Problem to work on
Look below. Copy each line that has "이OO에게" in it.
-- Start Records provided --
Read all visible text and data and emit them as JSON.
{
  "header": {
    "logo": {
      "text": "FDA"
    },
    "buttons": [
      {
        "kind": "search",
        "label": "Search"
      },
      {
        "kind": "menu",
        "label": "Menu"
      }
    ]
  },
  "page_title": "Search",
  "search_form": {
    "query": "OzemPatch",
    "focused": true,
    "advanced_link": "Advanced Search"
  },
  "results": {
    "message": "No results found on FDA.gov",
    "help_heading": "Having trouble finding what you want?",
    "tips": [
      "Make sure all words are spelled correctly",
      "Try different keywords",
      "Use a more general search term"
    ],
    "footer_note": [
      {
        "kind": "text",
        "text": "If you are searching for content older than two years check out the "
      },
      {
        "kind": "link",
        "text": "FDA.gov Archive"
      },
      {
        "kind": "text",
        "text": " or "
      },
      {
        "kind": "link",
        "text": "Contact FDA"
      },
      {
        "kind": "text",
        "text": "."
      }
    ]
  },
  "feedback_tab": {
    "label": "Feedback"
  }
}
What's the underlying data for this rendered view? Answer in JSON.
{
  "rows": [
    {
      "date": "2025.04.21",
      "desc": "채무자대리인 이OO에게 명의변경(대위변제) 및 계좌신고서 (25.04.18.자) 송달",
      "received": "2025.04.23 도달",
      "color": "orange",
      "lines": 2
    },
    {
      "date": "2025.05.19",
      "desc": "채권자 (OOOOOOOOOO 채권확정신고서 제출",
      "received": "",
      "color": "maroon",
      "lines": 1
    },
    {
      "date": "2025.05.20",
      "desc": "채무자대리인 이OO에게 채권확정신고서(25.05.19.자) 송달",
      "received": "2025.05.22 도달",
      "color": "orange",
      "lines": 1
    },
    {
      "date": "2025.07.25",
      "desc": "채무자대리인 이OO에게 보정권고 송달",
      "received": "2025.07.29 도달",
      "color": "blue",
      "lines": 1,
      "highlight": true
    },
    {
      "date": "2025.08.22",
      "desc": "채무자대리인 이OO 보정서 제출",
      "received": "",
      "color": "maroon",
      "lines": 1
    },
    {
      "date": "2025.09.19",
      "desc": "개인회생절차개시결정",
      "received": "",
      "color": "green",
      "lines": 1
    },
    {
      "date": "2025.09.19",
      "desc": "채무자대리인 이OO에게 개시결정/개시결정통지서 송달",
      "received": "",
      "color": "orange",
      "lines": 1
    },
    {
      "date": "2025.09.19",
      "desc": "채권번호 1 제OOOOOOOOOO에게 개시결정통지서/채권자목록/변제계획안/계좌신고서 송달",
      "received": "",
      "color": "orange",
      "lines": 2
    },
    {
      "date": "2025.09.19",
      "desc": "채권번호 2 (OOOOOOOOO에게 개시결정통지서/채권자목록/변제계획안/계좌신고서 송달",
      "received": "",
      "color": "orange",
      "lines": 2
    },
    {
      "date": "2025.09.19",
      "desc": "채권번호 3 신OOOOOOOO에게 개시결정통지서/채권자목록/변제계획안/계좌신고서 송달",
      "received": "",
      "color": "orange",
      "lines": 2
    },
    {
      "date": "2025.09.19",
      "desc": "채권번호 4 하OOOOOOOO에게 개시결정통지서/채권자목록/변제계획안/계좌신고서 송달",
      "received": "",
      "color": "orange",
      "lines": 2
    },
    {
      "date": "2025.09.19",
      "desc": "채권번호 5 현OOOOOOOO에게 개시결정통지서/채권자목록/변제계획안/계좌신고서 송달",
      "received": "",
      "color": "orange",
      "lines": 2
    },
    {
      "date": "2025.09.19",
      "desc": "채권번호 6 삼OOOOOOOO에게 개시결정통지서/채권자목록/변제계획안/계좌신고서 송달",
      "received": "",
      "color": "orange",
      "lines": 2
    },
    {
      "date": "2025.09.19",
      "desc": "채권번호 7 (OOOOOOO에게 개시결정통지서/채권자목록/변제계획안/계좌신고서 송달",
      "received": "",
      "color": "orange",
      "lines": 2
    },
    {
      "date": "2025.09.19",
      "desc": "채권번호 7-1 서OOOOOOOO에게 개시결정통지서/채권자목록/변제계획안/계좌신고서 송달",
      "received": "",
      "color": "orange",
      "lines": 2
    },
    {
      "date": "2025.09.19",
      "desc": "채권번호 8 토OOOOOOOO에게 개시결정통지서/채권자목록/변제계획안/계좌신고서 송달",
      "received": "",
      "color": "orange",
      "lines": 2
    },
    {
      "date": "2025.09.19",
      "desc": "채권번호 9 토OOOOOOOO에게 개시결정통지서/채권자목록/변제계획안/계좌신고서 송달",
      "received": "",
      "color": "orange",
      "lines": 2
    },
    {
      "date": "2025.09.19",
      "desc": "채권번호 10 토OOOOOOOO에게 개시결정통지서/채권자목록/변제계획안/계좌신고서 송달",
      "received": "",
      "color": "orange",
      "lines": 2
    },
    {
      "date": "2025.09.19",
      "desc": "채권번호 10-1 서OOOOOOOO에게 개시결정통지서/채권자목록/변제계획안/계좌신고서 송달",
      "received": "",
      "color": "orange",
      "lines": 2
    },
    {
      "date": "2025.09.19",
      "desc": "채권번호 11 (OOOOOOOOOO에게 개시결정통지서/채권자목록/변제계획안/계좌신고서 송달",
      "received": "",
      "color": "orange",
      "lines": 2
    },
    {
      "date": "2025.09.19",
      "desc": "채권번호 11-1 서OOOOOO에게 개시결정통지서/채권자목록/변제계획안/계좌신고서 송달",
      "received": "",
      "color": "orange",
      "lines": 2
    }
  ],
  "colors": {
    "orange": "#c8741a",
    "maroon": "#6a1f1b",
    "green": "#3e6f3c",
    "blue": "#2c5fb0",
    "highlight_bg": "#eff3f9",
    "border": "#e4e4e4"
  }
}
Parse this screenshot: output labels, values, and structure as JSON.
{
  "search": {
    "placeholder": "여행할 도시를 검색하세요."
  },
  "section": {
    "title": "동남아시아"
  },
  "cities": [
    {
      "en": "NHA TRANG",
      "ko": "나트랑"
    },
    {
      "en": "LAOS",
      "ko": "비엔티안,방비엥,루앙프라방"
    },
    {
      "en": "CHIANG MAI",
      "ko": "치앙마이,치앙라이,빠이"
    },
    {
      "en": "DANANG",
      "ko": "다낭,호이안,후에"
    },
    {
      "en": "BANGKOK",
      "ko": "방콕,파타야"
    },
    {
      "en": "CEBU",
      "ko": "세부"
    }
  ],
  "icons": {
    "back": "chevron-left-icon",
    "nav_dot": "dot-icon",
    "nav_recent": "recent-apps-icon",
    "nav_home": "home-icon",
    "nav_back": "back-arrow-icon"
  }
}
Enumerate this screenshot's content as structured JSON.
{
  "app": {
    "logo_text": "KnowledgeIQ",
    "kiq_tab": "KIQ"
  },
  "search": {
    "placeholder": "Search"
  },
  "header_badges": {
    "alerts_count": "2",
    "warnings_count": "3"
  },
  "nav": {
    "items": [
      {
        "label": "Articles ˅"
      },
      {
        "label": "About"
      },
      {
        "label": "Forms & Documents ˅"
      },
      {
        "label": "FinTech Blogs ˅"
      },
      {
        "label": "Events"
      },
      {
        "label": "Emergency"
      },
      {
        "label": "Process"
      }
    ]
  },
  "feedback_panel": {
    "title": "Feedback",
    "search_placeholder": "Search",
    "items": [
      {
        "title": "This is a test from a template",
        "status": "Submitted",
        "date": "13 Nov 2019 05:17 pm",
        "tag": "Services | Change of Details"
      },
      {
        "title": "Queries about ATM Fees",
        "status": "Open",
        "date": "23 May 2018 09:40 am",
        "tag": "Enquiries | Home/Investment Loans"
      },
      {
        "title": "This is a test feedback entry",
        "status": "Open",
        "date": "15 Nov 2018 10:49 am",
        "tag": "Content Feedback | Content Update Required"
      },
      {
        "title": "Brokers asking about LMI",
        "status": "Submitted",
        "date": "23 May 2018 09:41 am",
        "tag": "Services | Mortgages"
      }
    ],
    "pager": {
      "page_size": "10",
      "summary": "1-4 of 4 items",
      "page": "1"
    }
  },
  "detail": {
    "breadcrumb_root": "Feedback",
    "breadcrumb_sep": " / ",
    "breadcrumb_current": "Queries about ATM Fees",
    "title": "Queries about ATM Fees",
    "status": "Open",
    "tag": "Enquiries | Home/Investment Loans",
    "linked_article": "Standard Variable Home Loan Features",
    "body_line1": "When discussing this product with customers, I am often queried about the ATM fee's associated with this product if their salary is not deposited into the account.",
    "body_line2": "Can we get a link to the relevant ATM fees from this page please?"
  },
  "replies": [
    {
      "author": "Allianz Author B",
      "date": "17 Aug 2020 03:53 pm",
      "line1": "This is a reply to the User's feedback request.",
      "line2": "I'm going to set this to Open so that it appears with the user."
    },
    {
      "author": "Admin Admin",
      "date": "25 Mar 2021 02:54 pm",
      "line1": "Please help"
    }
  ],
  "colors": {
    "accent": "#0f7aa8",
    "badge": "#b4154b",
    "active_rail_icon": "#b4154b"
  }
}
-- End Records provided --
Answer
      "desc": "채무자대리인 이OO에게 명의변경(대위변제) 및 계좌신고서 (25.04.18.자) 송달",
      "desc": "채무자대리인 이OO에게 채권확정신고서(25.05.19.자) 송달",
      "desc": "채무자대리인 이OO에게 보정권고 송달",
      "desc": "채무자대리인 이OO에게 개시결정/개시결정통지서 송달",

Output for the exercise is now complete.